-- Begin RECORDS FOR PROCESSING --
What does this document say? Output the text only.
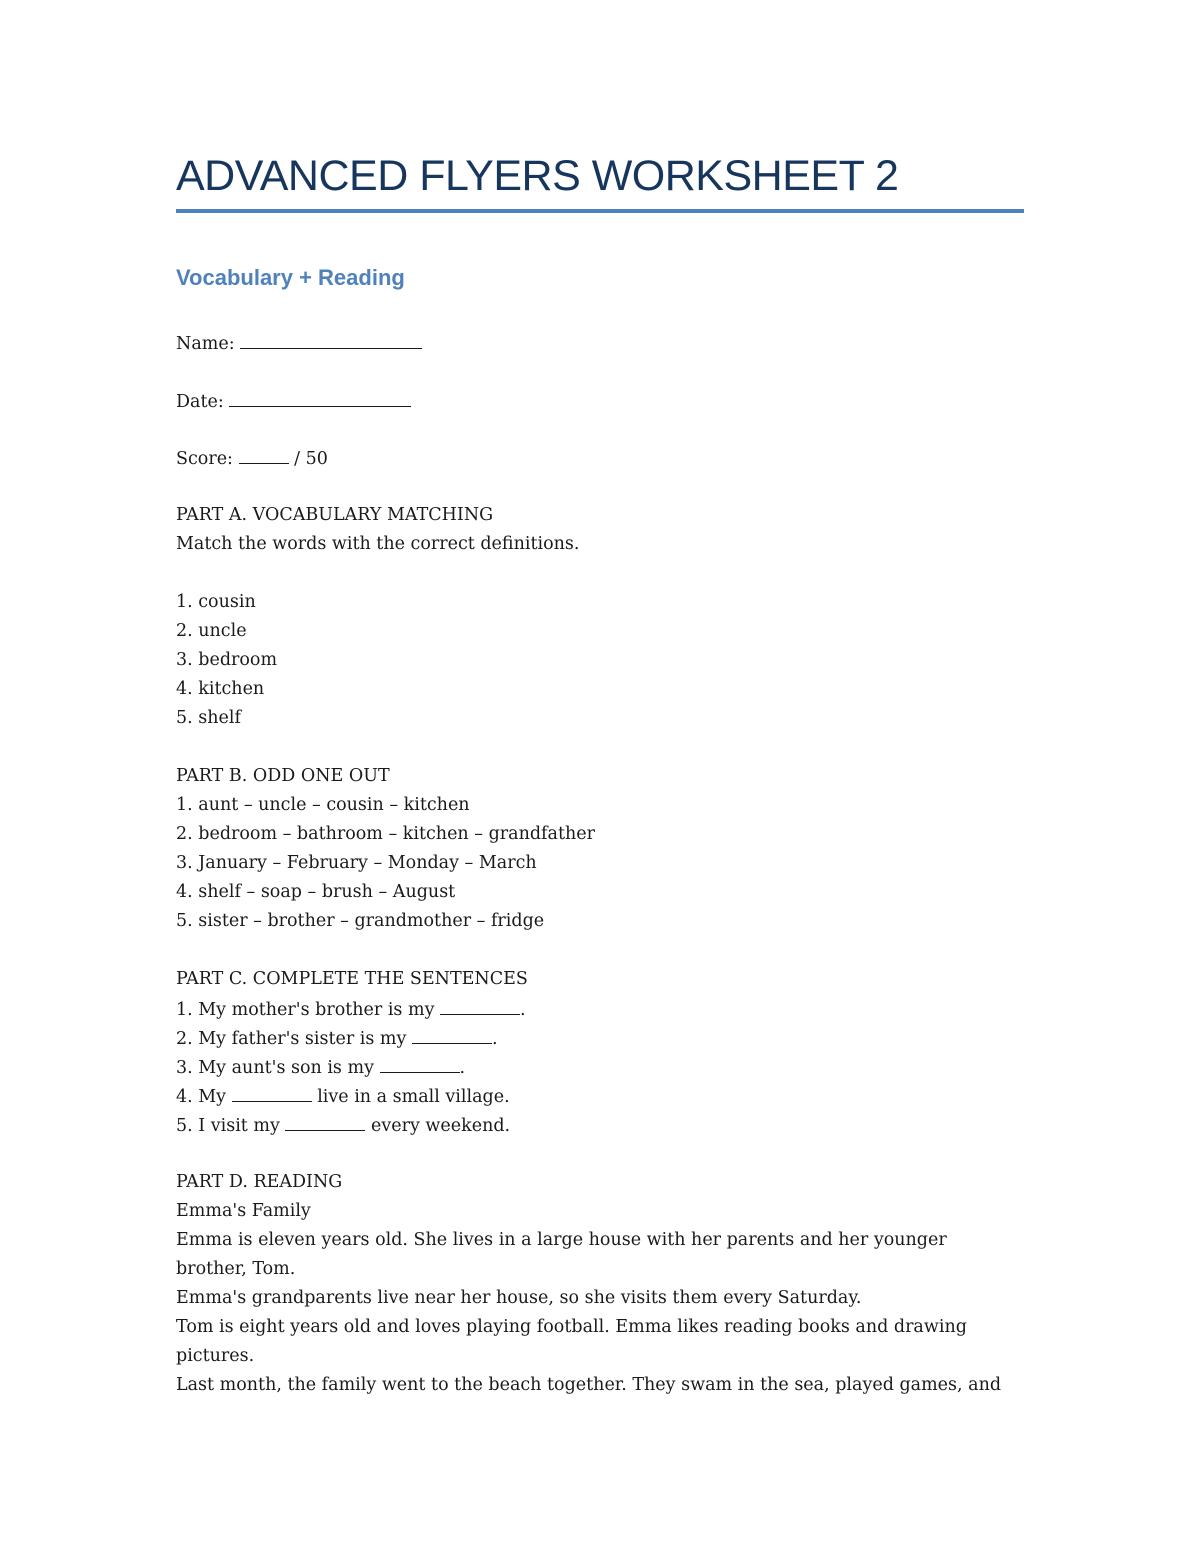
ADVANCED FLYERS WORKSHEET 2
Vocabulary + Reading
Name:
Date:
Score:	/ 50
PART A. VOCABULARY MATCHING
Match the words with the correct definitions.
1. cousin
2. uncle
3. bedroom
4. kitchen
5. shelf
PART B. ODD ONE OUT
1. aunt – uncle – cousin – kitchen
2. bedroom – bathroom – kitchen – grandfather
3. January – February – Monday – March
4. shelf – soap – brush – August
5. sister – brother – grandmother – fridge
PART C. COMPLETE THE SENTENCES
1. My mother's brother is my	.
2. My father's sister is my	.
3. My aunt's son is my	.
4. My	live in a small village.
5. I visit my	every weekend.
PART D. READING
Emma's Family
Emma is eleven years old. She lives in a large house with her parents and her younger
brother, Tom.
Emma's grandparents live near her house, so she visits them every Saturday.
Tom is eight years old and loves playing football. Emma likes reading books and drawing
pictures.
Last month, the family went to the beach together. They swam in the sea, played games, and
-- End RECORDS FOR PROCESSING --
Each record above should be copied character for character, with pictures dropped.

## RESPONSE TO THE EXERCISE
What does this document say? Output the text only.
ADVANCED FLYERS WORKSHEET 2
Vocabulary + Reading
Name:
Date:
Score:	/ 50
PART A. VOCABULARY MATCHING
Match the words with the correct definitions.
1. cousin
2. uncle
3. bedroom
4. kitchen
5. shelf
PART B. ODD ONE OUT
1. aunt – uncle – cousin – kitchen
2. bedroom – bathroom – kitchen – grandfather
3. January – February – Monday – March
4. shelf – soap – brush – August
5. sister – brother – grandmother – fridge
PART C. COMPLETE THE SENTENCES
1. My mother's brother is my	.
2. My father's sister is my	.
3. My aunt's son is my	.
4. My	live in a small village.
5. I visit my	every weekend.
PART D. READING
Emma's Family
Emma is eleven years old. She lives in a large house with her parents and her younger
brother, Tom.
Emma's grandparents live near her house, so she visits them every Saturday.
Tom is eight years old and loves playing football. Emma likes reading books and drawing
pictures.
Last month, the family went to the beach together. They swam in the sea, played games, and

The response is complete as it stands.